* INFORMATION SUPPLIED

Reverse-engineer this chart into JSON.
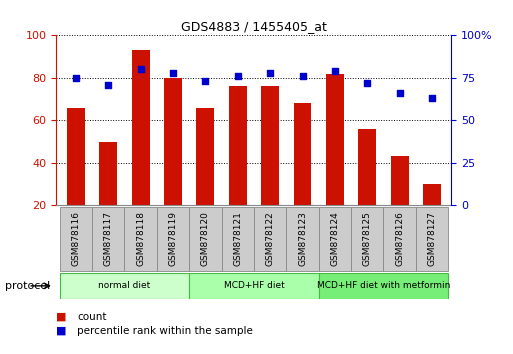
{
  "title": "GDS4883 / 1455405_at",
  "samples": [
    "GSM878116",
    "GSM878117",
    "GSM878118",
    "GSM878119",
    "GSM878120",
    "GSM878121",
    "GSM878122",
    "GSM878123",
    "GSM878124",
    "GSM878125",
    "GSM878126",
    "GSM878127"
  ],
  "counts": [
    66,
    50,
    93,
    80,
    66,
    76,
    76,
    68,
    82,
    56,
    43,
    30
  ],
  "percentiles": [
    75,
    71,
    80,
    78,
    73,
    76,
    78,
    76,
    79,
    72,
    66,
    63
  ],
  "bar_color": "#CC1100",
  "dot_color": "#0000CC",
  "left_axis_color": "#CC1100",
  "right_axis_color": "#0000CC",
  "ylim_left": [
    20,
    100
  ],
  "ylim_right": [
    0,
    100
  ],
  "yticks_left": [
    20,
    40,
    60,
    80,
    100
  ],
  "yticks_right": [
    0,
    25,
    50,
    75,
    100
  ],
  "ytick_labels_right": [
    "0",
    "25",
    "50",
    "75",
    "100%"
  ],
  "protocol_groups": [
    {
      "label": "normal diet",
      "start": 0,
      "end": 3,
      "color": "#CCFFCC"
    },
    {
      "label": "MCD+HF diet",
      "start": 4,
      "end": 7,
      "color": "#AAFFAA"
    },
    {
      "label": "MCD+HF diet with metformin",
      "start": 8,
      "end": 11,
      "color": "#77EE77"
    }
  ],
  "legend_items": [
    {
      "label": "count",
      "color": "#CC1100"
    },
    {
      "label": "percentile rank within the sample",
      "color": "#0000CC"
    }
  ],
  "protocol_label": "protocol",
  "bar_width": 0.55,
  "tick_bg_color": "#CCCCCC",
  "tick_edge_color": "#888888",
  "proto_edge_color": "#44BB44"
}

* STATED PROBLEM
Restate each entry word for word, please, but drop any images it holds.

* SOLUTION TO THIS EXERCISE
Reverse-engineer this chart into JSON.
{
  "title": "GDS4883 / 1455405_at",
  "samples": [
    "GSM878116",
    "GSM878117",
    "GSM878118",
    "GSM878119",
    "GSM878120",
    "GSM878121",
    "GSM878122",
    "GSM878123",
    "GSM878124",
    "GSM878125",
    "GSM878126",
    "GSM878127"
  ],
  "counts": [
    66,
    50,
    93,
    80,
    66,
    76,
    76,
    68,
    82,
    56,
    43,
    30
  ],
  "percentiles": [
    75,
    71,
    80,
    78,
    73,
    76,
    78,
    76,
    79,
    72,
    66,
    63
  ],
  "bar_color": "#CC1100",
  "dot_color": "#0000CC",
  "left_axis_color": "#CC1100",
  "right_axis_color": "#0000CC",
  "ylim_left": [
    20,
    100
  ],
  "ylim_right": [
    0,
    100
  ],
  "yticks_left": [
    20,
    40,
    60,
    80,
    100
  ],
  "yticks_right": [
    0,
    25,
    50,
    75,
    100
  ],
  "ytick_labels_right": [
    "0",
    "25",
    "50",
    "75",
    "100%"
  ],
  "protocol_groups": [
    {
      "label": "normal diet",
      "start": 0,
      "end": 3,
      "color": "#CCFFCC"
    },
    {
      "label": "MCD+HF diet",
      "start": 4,
      "end": 7,
      "color": "#AAFFAA"
    },
    {
      "label": "MCD+HF diet with metformin",
      "start": 8,
      "end": 11,
      "color": "#77EE77"
    }
  ],
  "legend_items": [
    {
      "label": "count",
      "color": "#CC1100"
    },
    {
      "label": "percentile rank within the sample",
      "color": "#0000CC"
    }
  ],
  "protocol_label": "protocol",
  "bar_width": 0.55,
  "tick_bg_color": "#CCCCCC",
  "tick_edge_color": "#888888",
  "proto_edge_color": "#44BB44"
}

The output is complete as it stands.